** TASK DATA **

◇ ◇ ◇ ◇ ◇ ◇ ◇

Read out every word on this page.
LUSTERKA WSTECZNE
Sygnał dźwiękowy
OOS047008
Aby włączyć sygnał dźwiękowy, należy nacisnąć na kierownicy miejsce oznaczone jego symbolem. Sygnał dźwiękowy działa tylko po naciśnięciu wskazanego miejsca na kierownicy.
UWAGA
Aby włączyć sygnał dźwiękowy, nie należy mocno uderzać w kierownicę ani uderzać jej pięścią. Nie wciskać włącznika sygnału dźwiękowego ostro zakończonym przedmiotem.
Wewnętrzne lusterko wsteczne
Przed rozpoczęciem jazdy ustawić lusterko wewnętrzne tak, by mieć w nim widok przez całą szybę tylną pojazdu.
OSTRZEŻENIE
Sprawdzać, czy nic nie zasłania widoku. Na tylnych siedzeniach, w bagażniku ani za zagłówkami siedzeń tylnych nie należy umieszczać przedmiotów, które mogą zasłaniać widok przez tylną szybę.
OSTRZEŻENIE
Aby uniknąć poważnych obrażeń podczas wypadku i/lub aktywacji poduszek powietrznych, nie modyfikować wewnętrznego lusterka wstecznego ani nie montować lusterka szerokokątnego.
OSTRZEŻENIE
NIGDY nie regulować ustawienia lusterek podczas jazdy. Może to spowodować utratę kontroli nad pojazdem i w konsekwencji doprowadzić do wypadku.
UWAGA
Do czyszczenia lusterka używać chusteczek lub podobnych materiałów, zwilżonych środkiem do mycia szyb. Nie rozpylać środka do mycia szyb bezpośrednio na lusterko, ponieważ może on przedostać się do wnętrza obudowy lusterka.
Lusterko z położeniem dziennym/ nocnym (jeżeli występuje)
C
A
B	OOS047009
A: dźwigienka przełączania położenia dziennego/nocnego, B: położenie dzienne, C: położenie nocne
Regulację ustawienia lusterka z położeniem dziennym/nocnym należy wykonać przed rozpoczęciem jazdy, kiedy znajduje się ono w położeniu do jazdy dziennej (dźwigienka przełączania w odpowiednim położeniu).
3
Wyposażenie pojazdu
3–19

◇ ◇ ◇ ◇ ◇ ◇ ◇

** THE TASK **
Every record above should be output exactly.

** COMPLETE ANSWER **
Read out every word on this page.
LUSTERKA WSTECZNE
Sygnał dźwiękowy
OOS047008
Aby włączyć sygnał dźwiękowy, należy nacisnąć na kierownicy miejsce oznaczone jego symbolem. Sygnał dźwiękowy działa tylko po naciśnięciu wskazanego miejsca na kierownicy.
UWAGA
Aby włączyć sygnał dźwiękowy, nie należy mocno uderzać w kierownicę ani uderzać jej pięścią. Nie wciskać włącznika sygnału dźwiękowego ostro zakończonym przedmiotem.
Wewnętrzne lusterko wsteczne
Przed rozpoczęciem jazdy ustawić lusterko wewnętrzne tak, by mieć w nim widok przez całą szybę tylną pojazdu.
OSTRZEŻENIE
Sprawdzać, czy nic nie zasłania widoku. Na tylnych siedzeniach, w bagażniku ani za zagłówkami siedzeń tylnych nie należy umieszczać przedmiotów, które mogą zasłaniać widok przez tylną szybę.
OSTRZEŻENIE
Aby uniknąć poważnych obrażeń podczas wypadku i/lub aktywacji poduszek powietrznych, nie modyfikować wewnętrznego lusterka wstecznego ani nie montować lusterka szerokokątnego.
OSTRZEŻENIE
NIGDY nie regulować ustawienia lusterek podczas jazdy. Może to spowodować utratę kontroli nad pojazdem i w konsekwencji doprowadzić do wypadku.
UWAGA
Do czyszczenia lusterka używać chusteczek lub podobnych materiałów, zwilżonych środkiem do mycia szyb. Nie rozpylać środka do mycia szyb bezpośrednio na lusterko, ponieważ może on przedostać się do wnętrza obudowy lusterka.
Lusterko z położeniem dziennym/ nocnym (jeżeli występuje)
C
A
B	OOS047009
A: dźwigienka przełączania położenia dziennego/nocnego, B: położenie dzienne, C: położenie nocne
Regulację ustawienia lusterka z położeniem dziennym/nocnym należy wykonać przed rozpoczęciem jazdy, kiedy znajduje się ono w położeniu do jazdy dziennej (dźwigienka przełączania w odpowiednim położeniu).
3
Wyposażenie pojazdu
3–19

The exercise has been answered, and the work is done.